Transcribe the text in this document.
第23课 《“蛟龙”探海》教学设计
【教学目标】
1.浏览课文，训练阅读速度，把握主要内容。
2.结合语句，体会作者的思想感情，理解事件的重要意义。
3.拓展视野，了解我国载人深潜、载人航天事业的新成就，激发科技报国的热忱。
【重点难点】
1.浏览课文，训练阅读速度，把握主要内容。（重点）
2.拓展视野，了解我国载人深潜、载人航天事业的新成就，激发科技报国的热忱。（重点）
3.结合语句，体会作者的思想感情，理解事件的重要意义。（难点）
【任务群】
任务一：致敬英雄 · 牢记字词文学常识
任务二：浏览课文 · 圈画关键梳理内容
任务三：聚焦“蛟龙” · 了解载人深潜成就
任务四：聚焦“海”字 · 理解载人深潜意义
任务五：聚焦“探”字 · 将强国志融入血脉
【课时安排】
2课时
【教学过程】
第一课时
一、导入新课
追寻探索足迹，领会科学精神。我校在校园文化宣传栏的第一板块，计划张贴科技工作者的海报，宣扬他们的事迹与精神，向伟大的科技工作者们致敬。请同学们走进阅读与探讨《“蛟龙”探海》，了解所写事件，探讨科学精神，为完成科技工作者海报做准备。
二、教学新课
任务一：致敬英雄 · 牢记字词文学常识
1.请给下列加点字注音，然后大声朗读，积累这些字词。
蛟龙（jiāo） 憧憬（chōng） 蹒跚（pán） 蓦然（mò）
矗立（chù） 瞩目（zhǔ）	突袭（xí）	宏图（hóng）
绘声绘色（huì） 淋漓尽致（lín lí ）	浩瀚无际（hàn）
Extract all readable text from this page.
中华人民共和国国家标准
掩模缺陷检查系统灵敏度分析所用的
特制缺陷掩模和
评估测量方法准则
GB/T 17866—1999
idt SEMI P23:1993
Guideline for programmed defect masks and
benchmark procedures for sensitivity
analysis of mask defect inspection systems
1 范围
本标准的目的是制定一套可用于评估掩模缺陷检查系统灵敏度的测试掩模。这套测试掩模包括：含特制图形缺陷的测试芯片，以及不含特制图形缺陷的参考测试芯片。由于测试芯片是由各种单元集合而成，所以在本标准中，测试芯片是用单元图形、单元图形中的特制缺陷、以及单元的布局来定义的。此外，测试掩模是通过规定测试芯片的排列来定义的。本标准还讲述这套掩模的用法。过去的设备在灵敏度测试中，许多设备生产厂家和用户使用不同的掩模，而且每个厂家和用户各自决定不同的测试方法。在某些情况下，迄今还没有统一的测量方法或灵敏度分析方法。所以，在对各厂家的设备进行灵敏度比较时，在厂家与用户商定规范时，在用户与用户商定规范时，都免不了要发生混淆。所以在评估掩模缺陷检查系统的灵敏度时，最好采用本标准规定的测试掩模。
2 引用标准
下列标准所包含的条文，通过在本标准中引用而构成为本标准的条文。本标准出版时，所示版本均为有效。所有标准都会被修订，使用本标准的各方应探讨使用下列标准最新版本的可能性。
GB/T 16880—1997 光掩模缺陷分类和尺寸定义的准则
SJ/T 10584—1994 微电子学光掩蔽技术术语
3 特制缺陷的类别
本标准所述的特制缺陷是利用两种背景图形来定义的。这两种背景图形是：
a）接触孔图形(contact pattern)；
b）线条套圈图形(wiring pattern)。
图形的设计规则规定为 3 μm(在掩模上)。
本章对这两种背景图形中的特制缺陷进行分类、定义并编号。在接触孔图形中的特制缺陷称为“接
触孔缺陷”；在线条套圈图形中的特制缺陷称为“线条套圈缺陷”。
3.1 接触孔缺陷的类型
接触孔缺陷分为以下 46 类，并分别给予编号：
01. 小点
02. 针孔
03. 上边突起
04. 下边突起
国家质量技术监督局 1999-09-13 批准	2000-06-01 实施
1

Exercise goal :: Extract every line containing the string "体会作者的思想感情" from the material.

Output of the task ::
2.结合语句，体会作者的思想感情，理解事件的重要意义。
3.结合语句，体会作者的思想感情，理解事件的重要意义。（难点）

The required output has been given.